◆ **DIRECTION**:
In full and without alteration, repeat the material.

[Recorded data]
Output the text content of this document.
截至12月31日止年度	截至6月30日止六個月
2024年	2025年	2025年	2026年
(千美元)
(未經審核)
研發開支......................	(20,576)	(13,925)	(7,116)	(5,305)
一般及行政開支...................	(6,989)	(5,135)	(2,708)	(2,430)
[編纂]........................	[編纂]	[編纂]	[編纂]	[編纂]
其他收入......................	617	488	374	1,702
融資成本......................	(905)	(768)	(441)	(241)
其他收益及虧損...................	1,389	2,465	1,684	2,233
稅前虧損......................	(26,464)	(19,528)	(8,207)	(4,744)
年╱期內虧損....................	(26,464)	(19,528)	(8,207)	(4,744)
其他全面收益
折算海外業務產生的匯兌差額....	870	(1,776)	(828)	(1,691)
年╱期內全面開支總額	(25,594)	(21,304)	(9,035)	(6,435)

◆ **TASK OUTPUT**:
Output the text content of this document.
截至12月31日止年度	截至6月30日止六個月
2024年	2025年	2025年	2026年
(千美元)
(未經審核)
研發開支......................	(20,576)	(13,925)	(7,116)	(5,305)
一般及行政開支...................	(6,989)	(5,135)	(2,708)	(2,430)
[編纂]........................	[編纂]	[編纂]	[編纂]	[編纂]
其他收入......................	617	488	374	1,702
融資成本......................	(905)	(768)	(441)	(241)
其他收益及虧損...................	1,389	2,465	1,684	2,233
稅前虧損......................	(26,464)	(19,528)	(8,207)	(4,744)
年╱期內虧損....................	(26,464)	(19,528)	(8,207)	(4,744)
其他全面收益
折算海外業務產生的匯兌差額....	870	(1,776)	(828)	(1,691)
年╱期內全面開支總額	(25,594)	(21,304)	(9,035)	(6,435)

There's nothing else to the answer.